What to produce:
Copy out every line of the records where the string "close" occurs.

========

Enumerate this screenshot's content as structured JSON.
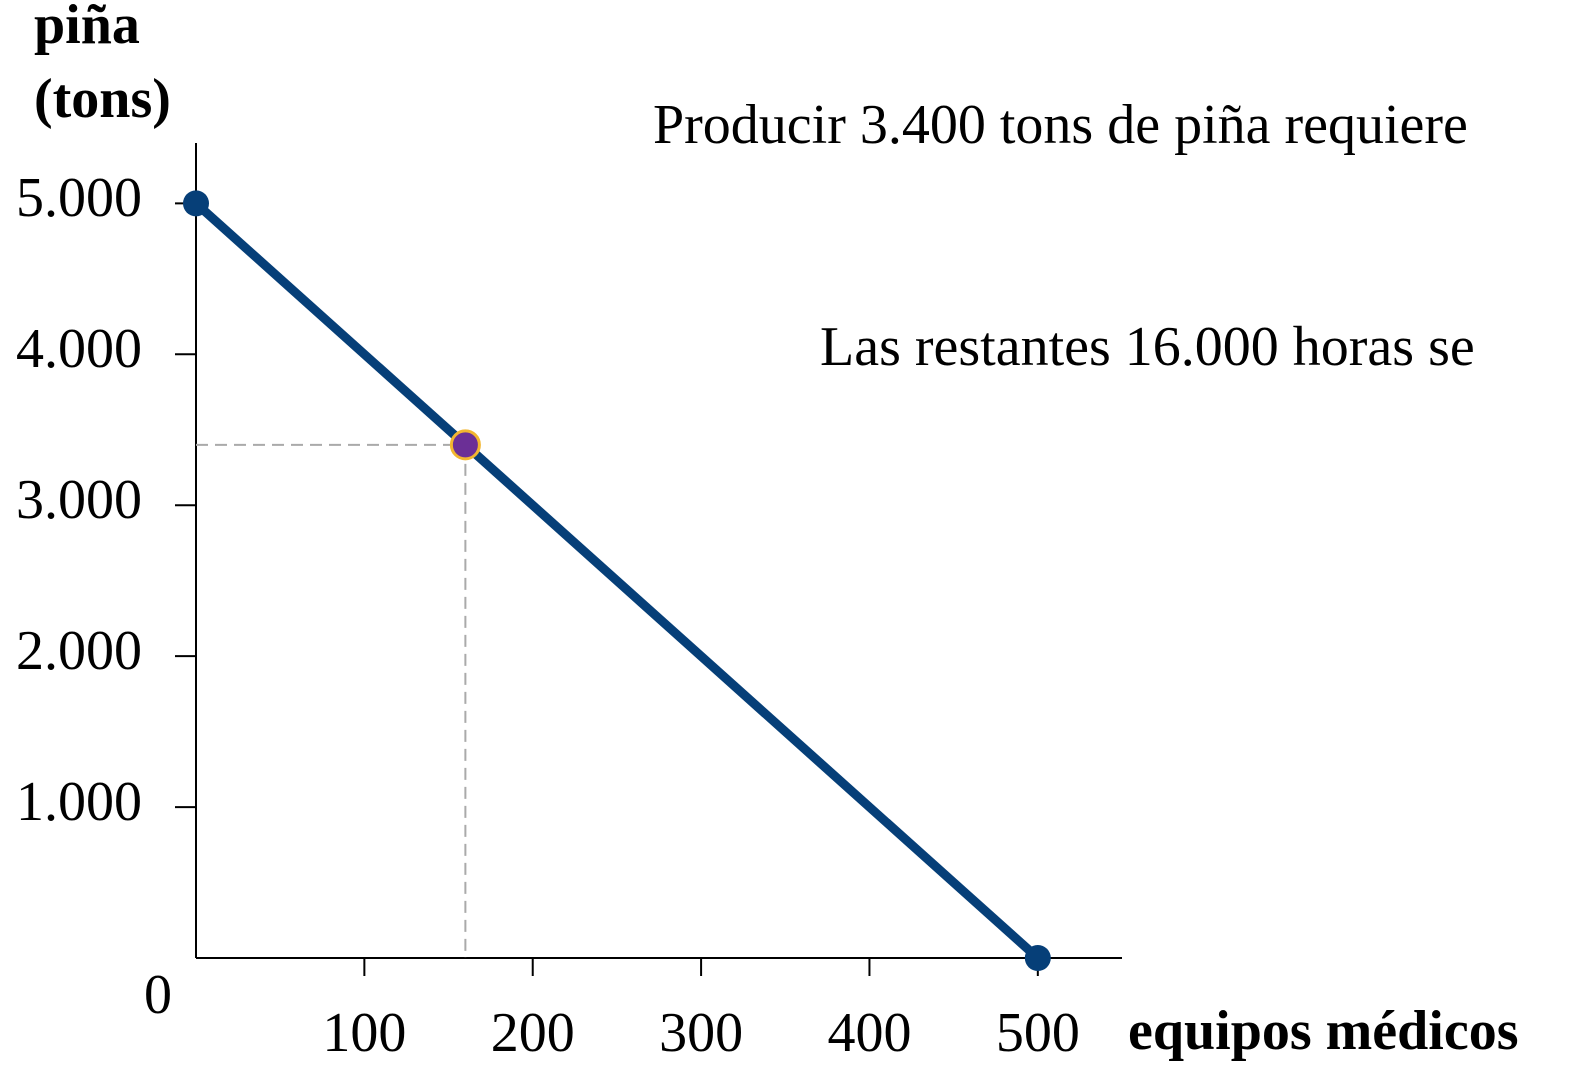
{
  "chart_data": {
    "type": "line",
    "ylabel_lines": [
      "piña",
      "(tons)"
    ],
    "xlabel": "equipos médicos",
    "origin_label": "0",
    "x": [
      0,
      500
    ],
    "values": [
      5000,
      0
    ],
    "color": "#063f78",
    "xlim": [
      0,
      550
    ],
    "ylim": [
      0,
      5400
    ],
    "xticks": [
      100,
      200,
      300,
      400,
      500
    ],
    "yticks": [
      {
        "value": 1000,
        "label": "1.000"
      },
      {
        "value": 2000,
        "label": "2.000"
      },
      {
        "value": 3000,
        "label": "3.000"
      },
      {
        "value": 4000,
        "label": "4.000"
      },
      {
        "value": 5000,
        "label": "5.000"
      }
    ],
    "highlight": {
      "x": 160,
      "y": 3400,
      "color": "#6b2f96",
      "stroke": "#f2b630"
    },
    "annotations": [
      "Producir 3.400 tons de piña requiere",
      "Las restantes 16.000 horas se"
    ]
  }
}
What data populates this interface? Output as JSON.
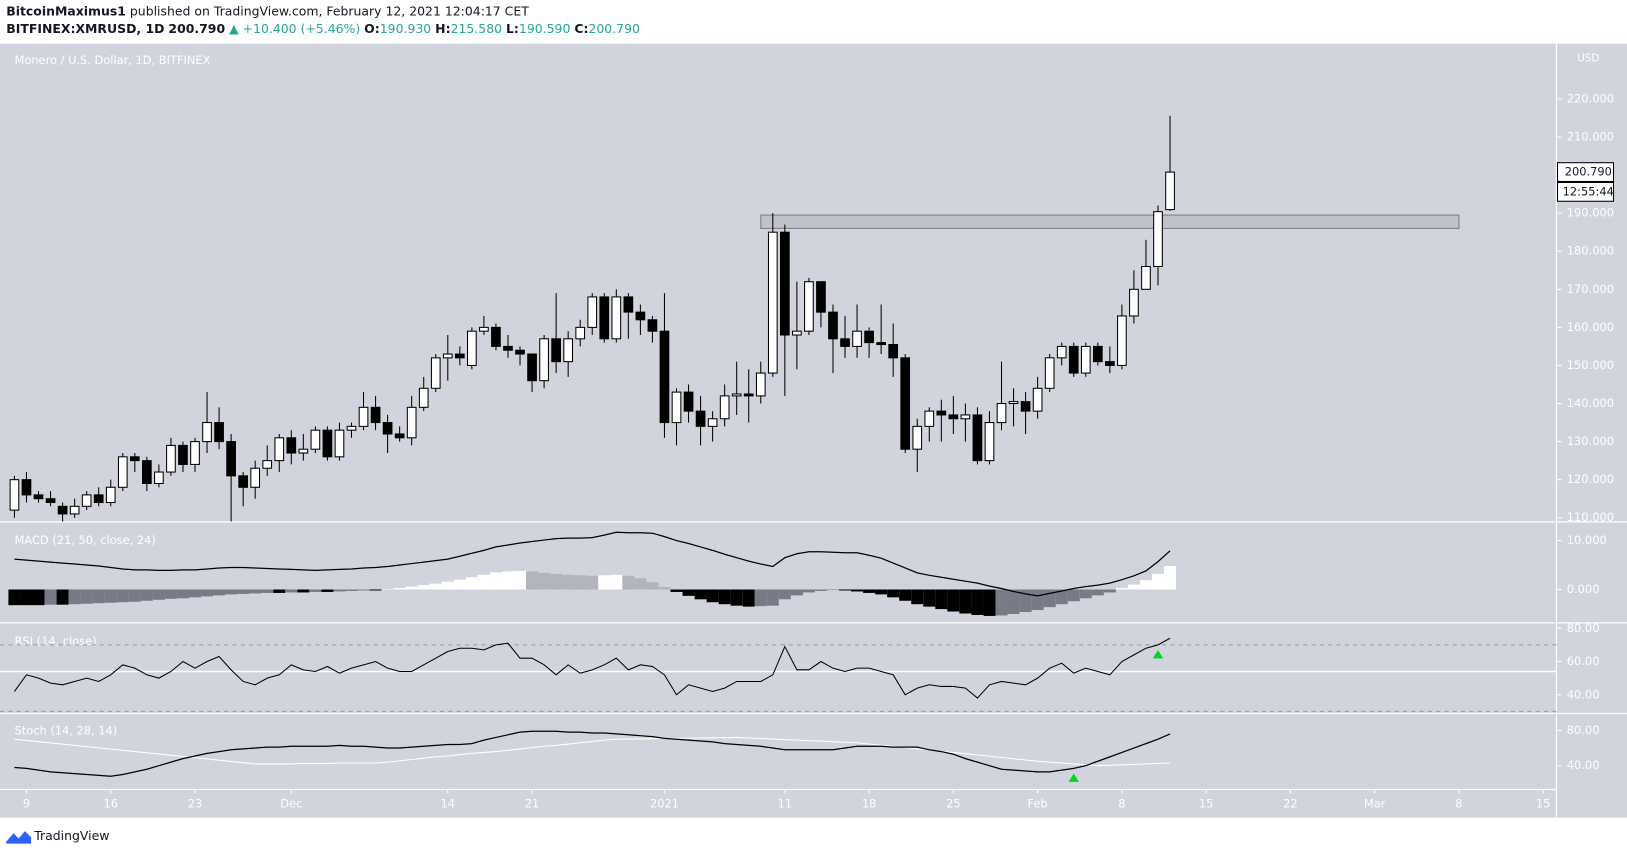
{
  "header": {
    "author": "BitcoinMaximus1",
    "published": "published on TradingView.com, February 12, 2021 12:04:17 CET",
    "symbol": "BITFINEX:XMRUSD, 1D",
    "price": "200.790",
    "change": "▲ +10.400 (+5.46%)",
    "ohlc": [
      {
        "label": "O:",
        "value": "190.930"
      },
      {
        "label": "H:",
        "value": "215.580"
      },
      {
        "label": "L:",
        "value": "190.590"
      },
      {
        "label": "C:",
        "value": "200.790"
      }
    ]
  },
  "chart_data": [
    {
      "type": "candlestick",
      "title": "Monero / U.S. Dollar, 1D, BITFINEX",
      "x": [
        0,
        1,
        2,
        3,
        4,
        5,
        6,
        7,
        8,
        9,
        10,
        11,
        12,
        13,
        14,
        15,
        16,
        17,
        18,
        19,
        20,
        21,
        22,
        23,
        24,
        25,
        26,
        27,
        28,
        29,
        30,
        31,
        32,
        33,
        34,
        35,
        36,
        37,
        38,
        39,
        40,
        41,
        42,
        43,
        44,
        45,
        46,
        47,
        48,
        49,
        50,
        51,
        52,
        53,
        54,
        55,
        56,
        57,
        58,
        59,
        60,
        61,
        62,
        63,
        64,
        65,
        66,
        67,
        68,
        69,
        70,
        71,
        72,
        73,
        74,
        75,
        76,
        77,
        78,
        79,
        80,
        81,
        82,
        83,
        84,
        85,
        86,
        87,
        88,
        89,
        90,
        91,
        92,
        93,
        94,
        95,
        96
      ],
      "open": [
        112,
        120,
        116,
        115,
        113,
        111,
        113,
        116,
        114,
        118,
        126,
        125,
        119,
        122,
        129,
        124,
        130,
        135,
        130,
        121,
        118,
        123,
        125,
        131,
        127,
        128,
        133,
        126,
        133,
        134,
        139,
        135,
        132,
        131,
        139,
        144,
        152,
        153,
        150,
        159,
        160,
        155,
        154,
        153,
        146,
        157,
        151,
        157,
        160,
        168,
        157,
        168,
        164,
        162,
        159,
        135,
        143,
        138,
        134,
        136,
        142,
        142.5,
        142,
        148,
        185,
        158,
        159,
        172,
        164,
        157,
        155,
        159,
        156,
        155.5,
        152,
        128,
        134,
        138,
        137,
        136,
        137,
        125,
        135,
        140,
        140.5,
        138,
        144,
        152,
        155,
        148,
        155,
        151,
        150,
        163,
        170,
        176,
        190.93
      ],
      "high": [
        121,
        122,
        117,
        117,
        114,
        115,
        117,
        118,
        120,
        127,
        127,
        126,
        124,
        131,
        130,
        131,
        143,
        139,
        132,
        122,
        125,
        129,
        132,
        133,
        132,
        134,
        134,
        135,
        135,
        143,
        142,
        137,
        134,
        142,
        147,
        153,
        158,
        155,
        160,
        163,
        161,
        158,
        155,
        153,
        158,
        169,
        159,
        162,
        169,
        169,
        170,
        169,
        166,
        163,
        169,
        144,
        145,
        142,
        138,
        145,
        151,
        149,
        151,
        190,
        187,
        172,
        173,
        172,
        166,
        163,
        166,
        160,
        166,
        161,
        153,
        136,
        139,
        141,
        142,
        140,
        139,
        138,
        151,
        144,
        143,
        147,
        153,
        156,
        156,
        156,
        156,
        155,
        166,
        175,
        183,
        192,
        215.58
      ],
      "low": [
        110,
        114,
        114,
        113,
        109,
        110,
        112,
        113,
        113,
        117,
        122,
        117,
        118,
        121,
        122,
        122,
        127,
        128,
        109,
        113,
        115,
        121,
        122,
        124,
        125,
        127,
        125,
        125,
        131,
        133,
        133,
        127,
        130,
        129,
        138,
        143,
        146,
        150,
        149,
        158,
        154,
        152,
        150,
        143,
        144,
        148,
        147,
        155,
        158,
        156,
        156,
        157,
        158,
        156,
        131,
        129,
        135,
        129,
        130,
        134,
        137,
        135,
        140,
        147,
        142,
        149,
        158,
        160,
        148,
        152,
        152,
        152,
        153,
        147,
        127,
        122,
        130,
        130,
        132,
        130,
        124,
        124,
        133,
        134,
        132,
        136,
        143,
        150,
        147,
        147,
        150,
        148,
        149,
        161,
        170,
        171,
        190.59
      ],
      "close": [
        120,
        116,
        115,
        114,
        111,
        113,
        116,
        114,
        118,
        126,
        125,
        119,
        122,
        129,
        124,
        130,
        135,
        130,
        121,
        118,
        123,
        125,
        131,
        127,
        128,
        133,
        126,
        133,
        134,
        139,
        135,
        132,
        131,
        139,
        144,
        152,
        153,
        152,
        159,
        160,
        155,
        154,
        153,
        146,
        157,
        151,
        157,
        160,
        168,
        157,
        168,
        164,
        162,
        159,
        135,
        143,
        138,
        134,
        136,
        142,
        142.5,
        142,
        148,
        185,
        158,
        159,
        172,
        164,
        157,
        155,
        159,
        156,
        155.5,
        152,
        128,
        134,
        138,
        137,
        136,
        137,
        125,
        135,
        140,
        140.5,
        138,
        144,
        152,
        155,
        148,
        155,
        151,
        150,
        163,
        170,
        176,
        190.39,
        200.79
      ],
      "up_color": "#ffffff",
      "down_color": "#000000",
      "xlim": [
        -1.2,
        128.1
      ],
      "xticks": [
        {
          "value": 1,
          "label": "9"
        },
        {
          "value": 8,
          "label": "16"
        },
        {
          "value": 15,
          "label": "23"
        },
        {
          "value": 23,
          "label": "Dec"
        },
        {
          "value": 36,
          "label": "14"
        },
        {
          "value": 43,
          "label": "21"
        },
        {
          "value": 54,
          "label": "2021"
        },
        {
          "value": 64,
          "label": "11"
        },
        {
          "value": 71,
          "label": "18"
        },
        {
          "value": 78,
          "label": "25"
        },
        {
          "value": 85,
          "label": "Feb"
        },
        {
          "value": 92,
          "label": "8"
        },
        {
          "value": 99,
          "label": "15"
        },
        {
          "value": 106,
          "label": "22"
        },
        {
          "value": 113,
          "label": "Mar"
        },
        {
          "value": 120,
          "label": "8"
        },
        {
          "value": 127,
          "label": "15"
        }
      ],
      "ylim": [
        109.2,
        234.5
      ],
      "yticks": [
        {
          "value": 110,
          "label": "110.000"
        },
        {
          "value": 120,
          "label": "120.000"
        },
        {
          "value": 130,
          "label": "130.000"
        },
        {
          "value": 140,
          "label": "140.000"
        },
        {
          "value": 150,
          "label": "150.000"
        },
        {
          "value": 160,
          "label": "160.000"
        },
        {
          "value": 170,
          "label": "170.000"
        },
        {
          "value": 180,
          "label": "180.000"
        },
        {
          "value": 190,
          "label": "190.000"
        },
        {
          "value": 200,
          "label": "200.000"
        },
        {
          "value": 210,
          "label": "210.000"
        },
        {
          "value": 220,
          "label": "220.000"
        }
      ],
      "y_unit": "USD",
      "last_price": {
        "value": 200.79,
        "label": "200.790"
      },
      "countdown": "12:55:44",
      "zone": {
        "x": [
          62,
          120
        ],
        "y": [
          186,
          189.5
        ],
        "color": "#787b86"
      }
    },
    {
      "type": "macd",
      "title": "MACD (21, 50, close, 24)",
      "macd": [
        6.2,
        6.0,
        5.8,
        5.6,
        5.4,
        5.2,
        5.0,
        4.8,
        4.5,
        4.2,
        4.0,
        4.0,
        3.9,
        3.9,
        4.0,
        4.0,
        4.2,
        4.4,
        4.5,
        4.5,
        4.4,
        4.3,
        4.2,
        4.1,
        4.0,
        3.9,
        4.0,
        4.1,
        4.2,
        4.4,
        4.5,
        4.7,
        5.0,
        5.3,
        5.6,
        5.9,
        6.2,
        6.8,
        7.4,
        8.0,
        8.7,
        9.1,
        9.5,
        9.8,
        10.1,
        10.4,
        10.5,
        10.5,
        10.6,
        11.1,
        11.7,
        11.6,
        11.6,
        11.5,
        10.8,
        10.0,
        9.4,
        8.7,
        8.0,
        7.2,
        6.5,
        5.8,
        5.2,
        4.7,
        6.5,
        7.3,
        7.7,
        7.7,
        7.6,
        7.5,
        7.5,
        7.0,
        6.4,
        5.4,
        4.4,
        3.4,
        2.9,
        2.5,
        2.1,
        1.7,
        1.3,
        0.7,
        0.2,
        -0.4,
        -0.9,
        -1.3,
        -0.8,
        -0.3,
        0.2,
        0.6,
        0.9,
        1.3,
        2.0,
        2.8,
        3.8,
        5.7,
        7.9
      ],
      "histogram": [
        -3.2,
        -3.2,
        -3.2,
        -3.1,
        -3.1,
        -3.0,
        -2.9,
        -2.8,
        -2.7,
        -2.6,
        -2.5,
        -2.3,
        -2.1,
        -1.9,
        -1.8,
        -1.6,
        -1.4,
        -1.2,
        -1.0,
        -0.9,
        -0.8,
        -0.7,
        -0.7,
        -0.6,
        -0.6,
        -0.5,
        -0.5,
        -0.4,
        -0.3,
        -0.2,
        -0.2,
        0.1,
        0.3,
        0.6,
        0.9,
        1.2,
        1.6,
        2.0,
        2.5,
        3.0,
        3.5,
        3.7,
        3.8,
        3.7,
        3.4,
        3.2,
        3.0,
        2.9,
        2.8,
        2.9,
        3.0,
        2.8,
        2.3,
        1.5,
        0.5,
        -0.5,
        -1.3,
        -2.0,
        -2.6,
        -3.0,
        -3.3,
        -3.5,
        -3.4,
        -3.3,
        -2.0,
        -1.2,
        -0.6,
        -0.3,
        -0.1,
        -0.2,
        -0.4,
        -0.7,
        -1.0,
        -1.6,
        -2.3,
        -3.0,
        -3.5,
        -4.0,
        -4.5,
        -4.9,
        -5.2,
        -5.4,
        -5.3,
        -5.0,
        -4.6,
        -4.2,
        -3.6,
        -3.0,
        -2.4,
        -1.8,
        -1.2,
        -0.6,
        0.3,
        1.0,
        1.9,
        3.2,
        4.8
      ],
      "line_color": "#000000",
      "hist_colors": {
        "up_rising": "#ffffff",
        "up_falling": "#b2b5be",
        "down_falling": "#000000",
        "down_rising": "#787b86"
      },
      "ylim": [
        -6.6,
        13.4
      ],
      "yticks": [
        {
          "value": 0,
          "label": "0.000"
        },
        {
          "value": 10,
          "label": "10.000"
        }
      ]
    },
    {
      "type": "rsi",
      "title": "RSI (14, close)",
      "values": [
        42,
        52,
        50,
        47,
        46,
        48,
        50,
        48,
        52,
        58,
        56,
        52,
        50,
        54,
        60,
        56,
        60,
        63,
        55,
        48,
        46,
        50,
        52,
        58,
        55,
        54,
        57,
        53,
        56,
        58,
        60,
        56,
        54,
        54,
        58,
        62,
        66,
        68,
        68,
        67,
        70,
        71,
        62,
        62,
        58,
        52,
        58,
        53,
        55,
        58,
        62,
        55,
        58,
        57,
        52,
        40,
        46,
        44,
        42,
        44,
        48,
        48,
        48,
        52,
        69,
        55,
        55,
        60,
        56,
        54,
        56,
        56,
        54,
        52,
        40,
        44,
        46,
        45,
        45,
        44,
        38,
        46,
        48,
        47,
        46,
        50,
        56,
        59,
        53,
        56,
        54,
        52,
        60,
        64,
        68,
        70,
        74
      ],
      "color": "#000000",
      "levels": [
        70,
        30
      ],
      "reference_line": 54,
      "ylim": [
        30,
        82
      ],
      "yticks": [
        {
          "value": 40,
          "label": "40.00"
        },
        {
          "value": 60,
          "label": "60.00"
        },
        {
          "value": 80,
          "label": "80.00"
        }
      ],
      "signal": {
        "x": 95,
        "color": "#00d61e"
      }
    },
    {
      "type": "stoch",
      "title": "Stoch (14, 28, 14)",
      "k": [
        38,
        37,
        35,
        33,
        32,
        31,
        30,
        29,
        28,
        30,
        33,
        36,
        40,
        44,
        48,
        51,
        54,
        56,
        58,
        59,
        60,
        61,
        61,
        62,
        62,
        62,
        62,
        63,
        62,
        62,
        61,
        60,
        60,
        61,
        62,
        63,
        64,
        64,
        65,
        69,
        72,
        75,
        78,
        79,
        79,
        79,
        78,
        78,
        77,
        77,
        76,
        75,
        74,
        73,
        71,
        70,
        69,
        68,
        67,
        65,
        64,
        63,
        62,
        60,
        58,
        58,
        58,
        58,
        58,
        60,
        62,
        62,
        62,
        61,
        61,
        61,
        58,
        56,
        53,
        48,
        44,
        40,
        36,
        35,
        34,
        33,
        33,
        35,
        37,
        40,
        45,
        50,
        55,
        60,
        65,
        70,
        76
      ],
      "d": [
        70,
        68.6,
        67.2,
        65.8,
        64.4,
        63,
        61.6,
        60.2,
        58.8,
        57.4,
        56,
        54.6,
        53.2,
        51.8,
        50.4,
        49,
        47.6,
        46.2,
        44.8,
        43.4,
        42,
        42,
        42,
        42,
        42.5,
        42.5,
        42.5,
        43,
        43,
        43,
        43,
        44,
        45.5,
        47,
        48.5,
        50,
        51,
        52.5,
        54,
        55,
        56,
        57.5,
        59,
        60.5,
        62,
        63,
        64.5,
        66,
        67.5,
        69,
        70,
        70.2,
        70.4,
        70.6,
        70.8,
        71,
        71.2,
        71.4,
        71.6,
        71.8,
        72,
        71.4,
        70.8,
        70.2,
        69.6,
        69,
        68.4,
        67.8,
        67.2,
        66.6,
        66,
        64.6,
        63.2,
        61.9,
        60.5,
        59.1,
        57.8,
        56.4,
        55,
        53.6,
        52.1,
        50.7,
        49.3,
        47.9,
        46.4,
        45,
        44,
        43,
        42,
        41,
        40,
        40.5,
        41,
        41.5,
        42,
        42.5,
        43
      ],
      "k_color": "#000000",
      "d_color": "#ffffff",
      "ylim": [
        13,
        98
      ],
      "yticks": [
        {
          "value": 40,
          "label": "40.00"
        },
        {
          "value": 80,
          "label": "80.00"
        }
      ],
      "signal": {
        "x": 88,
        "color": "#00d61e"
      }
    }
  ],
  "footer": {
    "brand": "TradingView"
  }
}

========

Exercise solution:
      "close": [
      "title": "MACD (21, 50, close, 24)",
      "title": "RSI (14, close)",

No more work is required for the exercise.